Document segment
++++++++++

Case Studies

The employment relationship at Foxconn China

The Taiwanese-owned Foxconn Longhua factory (or campus, as it is often referred to), located in Shenzhen in China, is reported as being one of the largest contract manufacturers for electronic goods – and indeed the largest factory – in the world (Branigan 2010). Covering more than a square mile, the facility provides dormitories for workers as well as other everyday facilities such as shops, banks and swimming pools. In 2010 more than 8,000 people a day were reported to apply for jobs (Moore 2010) and in 2012 around 240,000 people were employed there (Economist 2012). Across China, Foxconn is a huge employer, employing around 1.4 million workers at 28 different sites (Economist 2012). The workers in these factories are mainly migrant workers from rural areas. At the time of this case study, wages were said to be above the National Minimum Wage (NMW) at 900 Yuan (approximately £91) per month in 2010 (Branigan 2010) and this was later reported to have increased, with one report suggesting an average 21.2 per cent increase in 2011 (Reuters 2012).
In 2010 news broke on a worldwide scale of suicides taking place in the factory. Reports suggested that around 18 workers had attempted suicide with 14 actually dying (Zhang 2012). Despite the tragic nature of these suicides, they might have gone relatively unnoticed, except for the fact that Foxconn was manufacturing Apple products such as the iPhone and iPad. Hence, we have ‘newsworthiness’.
News reports suggested that factory staff were working very long hours in repetitive and monotonous jobs to make enough money to live. Although above the NMW, wages were insufficient and people were working vast amounts of overtime to make enough money to survive, often working up to 120 hours extra a month and averaging 70 hours of work per week (Moore 2010). It was reported that staff were ‘burning out’ due to the long hours and repetitive nature of the work (Moore 2010). Workers were forbidden to talk during their long shifts and often felt lonely and isolated, working on a compound a long way from home (Zhang 2012), and there were reports of under-age workers (Smedley 2013).

++++++++++

Supplied records

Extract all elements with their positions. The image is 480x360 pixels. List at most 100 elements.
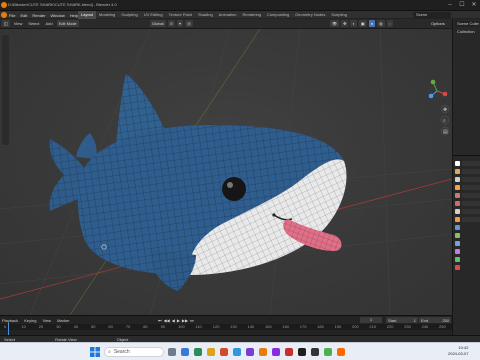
status-rotate-view: Rotate View	[55, 336, 77, 342]
end-frame-field[interactable]: End 250	[419, 317, 451, 323]
properties-tab-physics[interactable]	[455, 241, 460, 246]
properties-tab-render[interactable]	[455, 169, 460, 174]
visibility-button[interactable]: 👁	[330, 20, 340, 27]
shading-material-button[interactable]: ◍	[377, 20, 385, 27]
properties-tab-object[interactable]	[455, 217, 460, 222]
close-button[interactable]: ✕	[468, 0, 480, 11]
outliner-collection[interactable]: Collection	[457, 29, 479, 35]
taskbar-app-icon[interactable]	[311, 348, 319, 356]
gizmo-button[interactable]: ✥	[341, 20, 349, 27]
start-frame-field[interactable]: Start 1	[386, 317, 418, 323]
viewport-header: ◫ View Select Add Edit Mode Global ⊙ ⌖ ◎…	[0, 19, 452, 29]
frame-ruler[interactable]: 0 10 20 30 40 50 60 70 80 90 100 110 120 130 140 150 160…	[0, 324, 452, 330]
tab-sculpting[interactable]: Sculpting	[118, 11, 140, 19]
menu-add[interactable]: Add	[44, 20, 55, 27]
taskbar-app-icon[interactable]	[285, 348, 293, 356]
taskbar-app-icon[interactable]	[324, 348, 332, 356]
tab-scripting[interactable]: Scripting	[328, 11, 350, 19]
viewport-canvas[interactable]: ✥ ⌕ ▤	[0, 29, 452, 315]
timeline-keying-menu[interactable]: Keying	[24, 318, 36, 323]
maximize-button[interactable]: ☐	[456, 0, 468, 11]
timeline-playback-menu[interactable]: Playback	[2, 318, 18, 323]
transform-orientation-dropdown[interactable]: Global	[150, 20, 166, 27]
right-panels: Scene Collection Collection	[452, 19, 480, 339]
pivot-point-button[interactable]: ⊙	[167, 20, 175, 27]
minimize-button[interactable]: –	[444, 0, 456, 11]
taskbar-app-icon[interactable]	[337, 348, 345, 356]
taskbar-app-icon[interactable]	[220, 348, 228, 356]
tab-layout[interactable]: Layout	[78, 11, 97, 19]
taskbar-search-box[interactable]: ⌕ Search	[104, 347, 164, 357]
menu-window[interactable]: Window	[50, 13, 64, 18]
menu-file[interactable]: File	[9, 13, 15, 18]
jump-start-button[interactable]: ⏮	[158, 318, 162, 323]
tab-geometry-nodes[interactable]: Geometry Nodes	[292, 11, 328, 19]
timeline-marker-menu[interactable]: Marker	[57, 318, 69, 323]
taskbar-app-icon[interactable]	[272, 348, 280, 356]
prev-keyframe-button[interactable]: ◀◀	[164, 318, 170, 323]
menu-help[interactable]: Help	[70, 13, 78, 18]
properties-tab-particles[interactable]	[455, 233, 460, 238]
tab-compositing[interactable]: Compositing	[264, 11, 292, 19]
proportional-edit-button[interactable]: ◎	[185, 20, 193, 27]
menu-select[interactable]: Select	[26, 20, 41, 27]
workspace-tabs: Layout Modeling Sculpting UV Editing Tex…	[78, 11, 350, 19]
outliner-scene-collection[interactable]: Scene Collection	[455, 21, 479, 27]
xray-button[interactable]: ▣	[358, 20, 367, 27]
tab-shading[interactable]: Shading	[195, 11, 216, 19]
tab-texture-paint[interactable]: Texture Paint	[166, 11, 195, 19]
properties-tab-collection[interactable]	[455, 209, 460, 214]
taskbar-app-icon[interactable]	[259, 348, 267, 356]
taskbar-app-icon[interactable]	[233, 348, 241, 356]
scene-selector[interactable]: Scene	[413, 12, 451, 18]
taskbar-app-icon[interactable]	[246, 348, 254, 356]
menu-view[interactable]: View	[12, 20, 25, 27]
properties-tab-world[interactable]	[455, 201, 460, 206]
window-title: D:\Blender\CUTE SHARK\CUTE SHARK.blend] …	[8, 2, 117, 7]
play-button[interactable]: ▶	[177, 318, 180, 323]
shading-solid-button[interactable]: ●	[368, 20, 376, 27]
menu-edit[interactable]: Edit	[20, 13, 27, 18]
status-select: Select	[4, 336, 16, 342]
blender-menu-icon[interactable]	[1, 12, 7, 18]
timeline-view-menu[interactable]: View	[42, 318, 51, 323]
tab-modeling[interactable]: Modeling	[96, 11, 118, 19]
main-menu: File Edit Render Window Help	[9, 11, 78, 19]
taskbar-app-icon[interactable]	[181, 348, 189, 356]
editor-type-button[interactable]: ◫	[2, 20, 10, 27]
properties-tab-tool[interactable]	[455, 161, 460, 166]
ruler-tick-label: 240	[421, 324, 429, 329]
windows-start-icon[interactable]	[90, 347, 100, 357]
menu-render[interactable]: Render	[32, 13, 45, 18]
tab-uv-editing[interactable]: UV Editing	[141, 11, 166, 19]
properties-tab-scene[interactable]	[455, 193, 460, 198]
taskbar-app-icon[interactable]	[194, 348, 202, 356]
mode-dropdown[interactable]: Edit Mode	[56, 20, 79, 27]
ruler-tick-label: 160	[282, 324, 290, 329]
ruler-tick-label: 110	[195, 324, 202, 329]
properties-tab-view-layer[interactable]	[455, 185, 460, 190]
ruler-tick-label: 170	[299, 324, 307, 329]
tab-animation[interactable]: Animation	[216, 11, 240, 19]
properties-tab-output[interactable]	[455, 177, 460, 182]
snap-button[interactable]: ⌖	[176, 20, 184, 27]
shading-rendered-button[interactable]: ◌	[386, 20, 393, 27]
3d-viewport[interactable]: ✥ ⌕ ▤	[0, 29, 452, 315]
properties-tab-modifiers[interactable]	[455, 225, 460, 230]
play-reverse-button[interactable]: ◀	[172, 318, 175, 323]
taskbar-app-icon[interactable]	[207, 348, 215, 356]
system-clock[interactable]: 10:42 2024-03-07	[448, 345, 468, 357]
next-keyframe-button[interactable]: ▶▶	[182, 318, 188, 323]
properties-tab-data[interactable]	[455, 257, 460, 262]
taskbar-app-icon[interactable]	[298, 348, 306, 356]
properties-tab-material[interactable]	[455, 265, 460, 270]
options-dropdown[interactable]: Options	[429, 20, 447, 27]
taskbar-app-icon[interactable]	[168, 348, 176, 356]
overlay-button[interactable]: ◐	[350, 20, 357, 27]
properties-tab-constraints[interactable]	[455, 249, 460, 254]
current-frame-field[interactable]: 1	[360, 317, 382, 323]
tab-rendering[interactable]: Rendering	[239, 11, 263, 19]
ruler-tick-label: 20	[38, 324, 44, 329]
jump-end-button[interactable]: ⏭	[190, 318, 194, 323]
ruler-tick-label: 40	[73, 324, 79, 329]
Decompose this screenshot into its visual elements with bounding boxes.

++++++++++

Exercise directions
For each statement, say yes or no to whether it agrees with the Foxconn case study, and quote the exact words of the text that decide it: (a) Around 240,000 people were employed at the Longhua factory in 2012. (b) Workers were allowed to talk during their shifts. (c) In 2010, wages at the factory were below the National Minimum Wage.

The completed task
(a) Yes: "in 2012 around 240,000 people were employed there"
(b) No: "Workers were forbidden to talk during their long shifts"
(c) No: "wages were said to be above the National Minimum Wage (NMW) at 900 Yuan (approximately £91) per month in 2010"